[start]
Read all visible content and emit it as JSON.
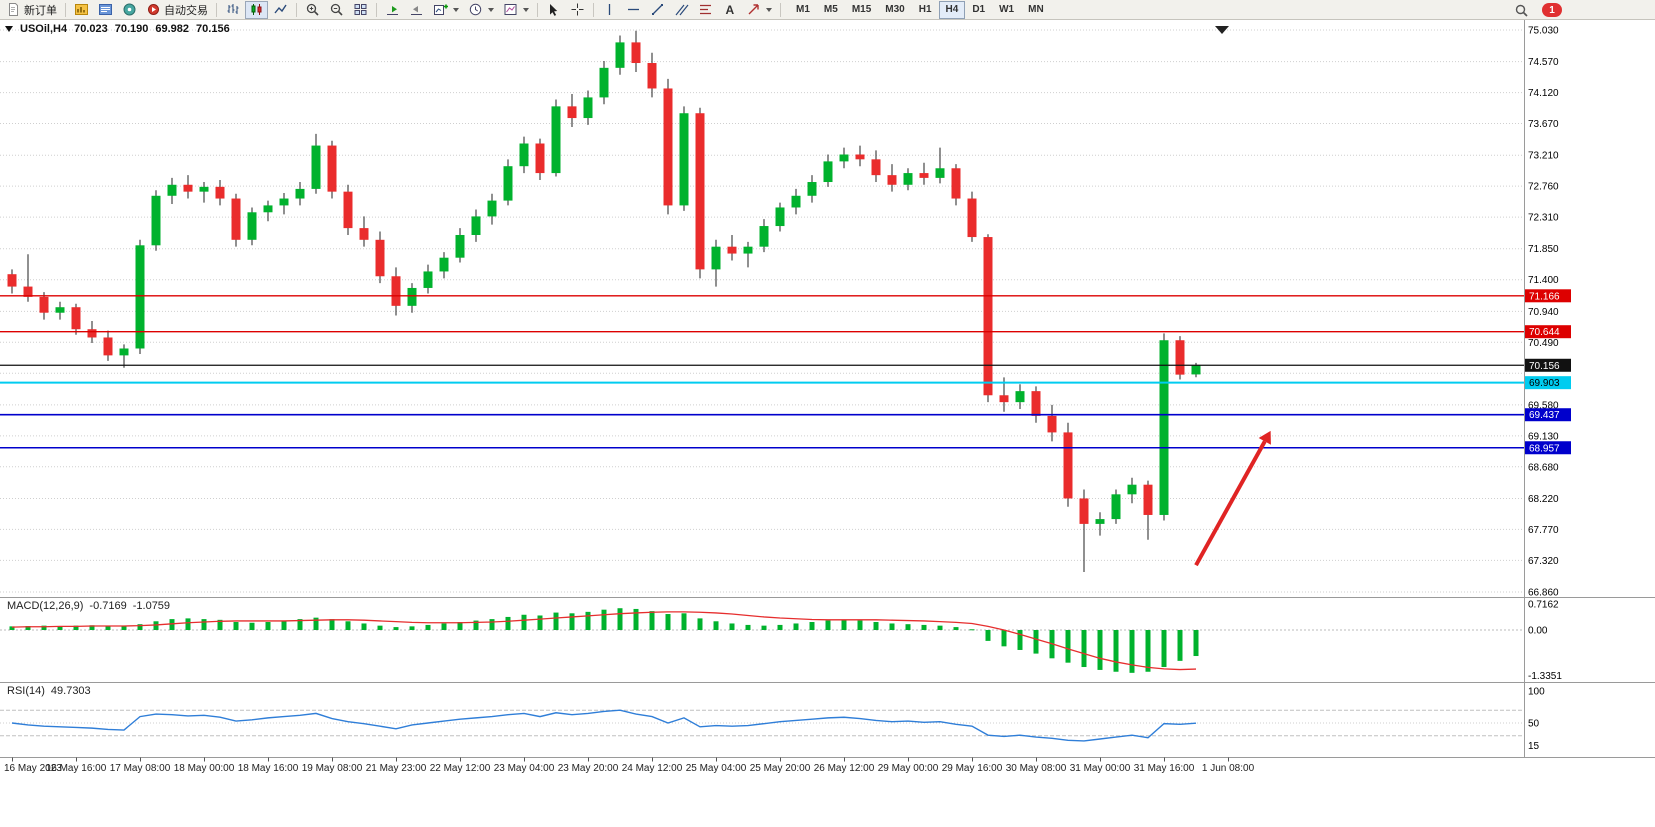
{
  "toolbar": {
    "new_order_label": "新订单",
    "autotrading_label": "自动交易",
    "timeframes": [
      "M1",
      "M5",
      "M15",
      "M30",
      "H1",
      "H4",
      "D1",
      "W1",
      "MN"
    ],
    "active_timeframe": "H4",
    "notification_count": "1"
  },
  "chart": {
    "symbol_period": "USOil,H4",
    "open": "70.023",
    "high": "70.190",
    "low": "69.982",
    "close": "70.156"
  },
  "macd": {
    "title": "MACD(12,26,9)",
    "main_value": "-0.7169",
    "signal_value": "-1.0759"
  },
  "rsi": {
    "title": "RSI(14)",
    "value": "49.7303"
  },
  "chart_data": {
    "type": "candlestick",
    "symbol": "USOil",
    "period": "H4",
    "last_ohlc": {
      "open": 70.023,
      "high": 70.19,
      "low": 69.982,
      "close": 70.156
    },
    "price_axis": {
      "ticks": [
        75.03,
        74.57,
        74.12,
        73.67,
        73.21,
        72.76,
        72.31,
        71.85,
        71.4,
        70.94,
        70.49,
        70.04,
        69.58,
        69.13,
        68.68,
        68.22,
        67.77,
        67.32,
        66.86
      ],
      "hidden": [
        70.04
      ]
    },
    "candles": [
      [
        71.48,
        71.55,
        71.2,
        71.3
      ],
      [
        71.3,
        71.77,
        71.08,
        71.15
      ],
      [
        71.15,
        71.22,
        70.82,
        70.92
      ],
      [
        70.92,
        71.08,
        70.82,
        71.0
      ],
      [
        71.0,
        71.05,
        70.6,
        70.68
      ],
      [
        70.68,
        70.8,
        70.48,
        70.56
      ],
      [
        70.56,
        70.66,
        70.22,
        70.3
      ],
      [
        70.3,
        70.46,
        70.12,
        70.4
      ],
      [
        70.4,
        71.98,
        70.32,
        71.9
      ],
      [
        71.9,
        72.7,
        71.82,
        72.62
      ],
      [
        72.62,
        72.88,
        72.5,
        72.78
      ],
      [
        72.78,
        72.92,
        72.58,
        72.68
      ],
      [
        72.68,
        72.82,
        72.52,
        72.75
      ],
      [
        72.75,
        72.85,
        72.48,
        72.58
      ],
      [
        72.58,
        72.65,
        71.88,
        71.98
      ],
      [
        71.98,
        72.45,
        71.9,
        72.38
      ],
      [
        72.38,
        72.55,
        72.25,
        72.48
      ],
      [
        72.48,
        72.66,
        72.35,
        72.58
      ],
      [
        72.58,
        72.82,
        72.48,
        72.72
      ],
      [
        72.72,
        73.52,
        72.65,
        73.35
      ],
      [
        73.35,
        73.42,
        72.58,
        72.68
      ],
      [
        72.68,
        72.78,
        72.05,
        72.15
      ],
      [
        72.15,
        72.32,
        71.88,
        71.98
      ],
      [
        71.98,
        72.1,
        71.35,
        71.45
      ],
      [
        71.45,
        71.58,
        70.88,
        71.02
      ],
      [
        71.02,
        71.35,
        70.92,
        71.28
      ],
      [
        71.28,
        71.62,
        71.2,
        71.52
      ],
      [
        71.52,
        71.8,
        71.42,
        71.72
      ],
      [
        71.72,
        72.15,
        71.65,
        72.05
      ],
      [
        72.05,
        72.42,
        71.95,
        72.32
      ],
      [
        72.32,
        72.65,
        72.2,
        72.55
      ],
      [
        72.55,
        73.15,
        72.48,
        73.05
      ],
      [
        73.05,
        73.48,
        72.95,
        73.38
      ],
      [
        73.38,
        73.45,
        72.85,
        72.95
      ],
      [
        72.95,
        74.02,
        72.9,
        73.92
      ],
      [
        73.92,
        74.1,
        73.62,
        73.75
      ],
      [
        73.75,
        74.15,
        73.65,
        74.05
      ],
      [
        74.05,
        74.58,
        73.95,
        74.48
      ],
      [
        74.48,
        74.95,
        74.38,
        74.85
      ],
      [
        74.85,
        75.02,
        74.42,
        74.55
      ],
      [
        74.55,
        74.7,
        74.05,
        74.18
      ],
      [
        74.18,
        74.32,
        72.35,
        72.48
      ],
      [
        72.48,
        73.92,
        72.4,
        73.82
      ],
      [
        73.82,
        73.9,
        71.42,
        71.55
      ],
      [
        71.55,
        71.98,
        71.3,
        71.88
      ],
      [
        71.88,
        72.05,
        71.68,
        71.78
      ],
      [
        71.78,
        71.95,
        71.58,
        71.88
      ],
      [
        71.88,
        72.28,
        71.8,
        72.18
      ],
      [
        72.18,
        72.52,
        72.1,
        72.45
      ],
      [
        72.45,
        72.72,
        72.35,
        72.62
      ],
      [
        72.62,
        72.92,
        72.52,
        72.82
      ],
      [
        72.82,
        73.22,
        72.75,
        73.12
      ],
      [
        73.12,
        73.32,
        73.02,
        73.22
      ],
      [
        73.22,
        73.35,
        73.05,
        73.15
      ],
      [
        73.15,
        73.28,
        72.82,
        72.92
      ],
      [
        72.92,
        73.08,
        72.68,
        72.78
      ],
      [
        72.78,
        73.02,
        72.7,
        72.95
      ],
      [
        72.95,
        73.1,
        72.78,
        72.88
      ],
      [
        72.88,
        73.32,
        72.8,
        73.02
      ],
      [
        73.02,
        73.08,
        72.48,
        72.58
      ],
      [
        72.58,
        72.68,
        71.95,
        72.02
      ],
      [
        72.02,
        72.06,
        69.62,
        69.72
      ],
      [
        69.72,
        69.98,
        69.48,
        69.62
      ],
      [
        69.62,
        69.88,
        69.52,
        69.78
      ],
      [
        69.78,
        69.85,
        69.32,
        69.42
      ],
      [
        69.42,
        69.58,
        69.05,
        69.18
      ],
      [
        69.18,
        69.32,
        68.1,
        68.22
      ],
      [
        68.22,
        68.35,
        67.15,
        67.85
      ],
      [
        67.85,
        68.02,
        67.68,
        67.92
      ],
      [
        67.92,
        68.35,
        67.85,
        68.28
      ],
      [
        68.28,
        68.52,
        68.15,
        68.42
      ],
      [
        68.42,
        68.48,
        67.62,
        67.98
      ],
      [
        67.98,
        70.62,
        67.9,
        70.52
      ],
      [
        70.52,
        70.58,
        69.95,
        70.02
      ],
      [
        70.023,
        70.19,
        69.982,
        70.156
      ]
    ],
    "levels": [
      {
        "price": 71.166,
        "color": "#dd0000",
        "text": "#ffffff",
        "width": 1.4
      },
      {
        "price": 70.644,
        "color": "#dd0000",
        "text": "#ffffff",
        "width": 1.4
      },
      {
        "price": 70.156,
        "color": "#111111",
        "text": "#ffffff",
        "width": 1.2
      },
      {
        "price": 69.903,
        "color": "#00ccf0",
        "text": "#000000",
        "width": 2
      },
      {
        "price": 69.437,
        "color": "#0000cc",
        "text": "#ffffff",
        "width": 1.6
      },
      {
        "price": 68.957,
        "color": "#0000cc",
        "text": "#ffffff",
        "width": 1.6
      }
    ],
    "time_labels": [
      {
        "bar": 0,
        "label": "16 May 2023"
      },
      {
        "bar": 4,
        "label": "16 May 16:00"
      },
      {
        "bar": 8,
        "label": "17 May 08:00"
      },
      {
        "bar": 12,
        "label": "18 May 00:00"
      },
      {
        "bar": 16,
        "label": "18 May 16:00"
      },
      {
        "bar": 20,
        "label": "19 May 08:00"
      },
      {
        "bar": 24,
        "label": "21 May 23:00"
      },
      {
        "bar": 28,
        "label": "22 May 12:00"
      },
      {
        "bar": 32,
        "label": "23 May 04:00"
      },
      {
        "bar": 36,
        "label": "23 May 20:00"
      },
      {
        "bar": 40,
        "label": "24 May 12:00"
      },
      {
        "bar": 44,
        "label": "25 May 04:00"
      },
      {
        "bar": 48,
        "label": "25 May 20:00"
      },
      {
        "bar": 52,
        "label": "26 May 12:00"
      },
      {
        "bar": 56,
        "label": "29 May 00:00"
      },
      {
        "bar": 60,
        "label": "29 May 16:00"
      },
      {
        "bar": 64,
        "label": "30 May 08:00"
      },
      {
        "bar": 68,
        "label": "31 May 00:00"
      },
      {
        "bar": 72,
        "label": "31 May 16:00"
      },
      {
        "bar": 76,
        "label": "1 Jun 08:00"
      }
    ],
    "indicators": {
      "macd": {
        "params": "12,26,9",
        "current_main": -0.7169,
        "current_signal": -1.0759,
        "axis": [
          0.7162,
          0,
          -1.3351
        ],
        "histogram": [
          0.1,
          0.11,
          0.12,
          0.11,
          0.12,
          0.13,
          0.11,
          0.1,
          0.16,
          0.24,
          0.3,
          0.32,
          0.3,
          0.28,
          0.22,
          0.2,
          0.22,
          0.26,
          0.3,
          0.34,
          0.3,
          0.24,
          0.18,
          0.12,
          0.08,
          0.1,
          0.14,
          0.18,
          0.22,
          0.26,
          0.3,
          0.36,
          0.42,
          0.4,
          0.48,
          0.46,
          0.5,
          0.56,
          0.6,
          0.58,
          0.52,
          0.44,
          0.46,
          0.32,
          0.24,
          0.18,
          0.14,
          0.12,
          0.14,
          0.18,
          0.22,
          0.26,
          0.28,
          0.26,
          0.22,
          0.18,
          0.16,
          0.14,
          0.12,
          0.08,
          0.02,
          -0.3,
          -0.45,
          -0.55,
          -0.65,
          -0.78,
          -0.9,
          -1.02,
          -1.1,
          -1.15,
          -1.18,
          -1.15,
          -1.02,
          -0.85,
          -0.7169
        ],
        "signal": [
          0.08,
          0.09,
          0.09,
          0.1,
          0.1,
          0.11,
          0.11,
          0.11,
          0.12,
          0.14,
          0.17,
          0.2,
          0.22,
          0.24,
          0.25,
          0.25,
          0.25,
          0.25,
          0.26,
          0.27,
          0.28,
          0.28,
          0.27,
          0.25,
          0.23,
          0.21,
          0.2,
          0.2,
          0.2,
          0.21,
          0.22,
          0.24,
          0.27,
          0.3,
          0.33,
          0.36,
          0.39,
          0.42,
          0.45,
          0.47,
          0.49,
          0.5,
          0.5,
          0.49,
          0.47,
          0.44,
          0.4,
          0.36,
          0.33,
          0.31,
          0.29,
          0.28,
          0.28,
          0.28,
          0.28,
          0.27,
          0.26,
          0.25,
          0.23,
          0.21,
          0.18,
          0.1,
          0.0,
          -0.12,
          -0.25,
          -0.38,
          -0.52,
          -0.65,
          -0.78,
          -0.88,
          -0.96,
          -1.03,
          -1.07,
          -1.09,
          -1.0759
        ]
      },
      "rsi": {
        "period": 14,
        "current": 49.7303,
        "axis": [
          100,
          50,
          15
        ],
        "levels": [
          70,
          30
        ],
        "values": [
          50,
          47,
          45,
          44,
          43,
          42,
          40,
          39,
          60,
          64,
          63,
          61,
          62,
          59,
          53,
          55,
          58,
          60,
          62,
          65,
          57,
          52,
          49,
          45,
          41,
          47,
          50,
          53,
          56,
          58,
          60,
          63,
          65,
          60,
          66,
          63,
          65,
          68,
          70,
          64,
          60,
          50,
          58,
          44,
          46,
          45,
          46,
          49,
          52,
          54,
          56,
          58,
          59,
          57,
          54,
          52,
          53,
          51,
          52,
          48,
          45,
          31,
          29,
          31,
          28,
          26,
          23,
          22,
          25,
          28,
          31,
          27,
          49,
          48,
          49.7303
        ]
      }
    },
    "annotations": [
      {
        "type": "arrow",
        "bar_from": 74,
        "price_from": 67.25,
        "bar_to": 78.3,
        "price_to": 69.05,
        "color": "#e02424"
      }
    ],
    "colors": {
      "up": "#00b22d",
      "down": "#ea2c2c",
      "wick": "#222222",
      "macd_hist": "#00b22d",
      "macd_signal": "#e62e2e",
      "rsi": "#2f7ed8",
      "grid": "#cfcfcf",
      "axis_text": "#000000"
    }
  }
}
[end]
Do this
Return every line above in which the string "USOil" occurs.

Full answer
    "symbol_period": "USOil,H4",
    "symbol": "USOil",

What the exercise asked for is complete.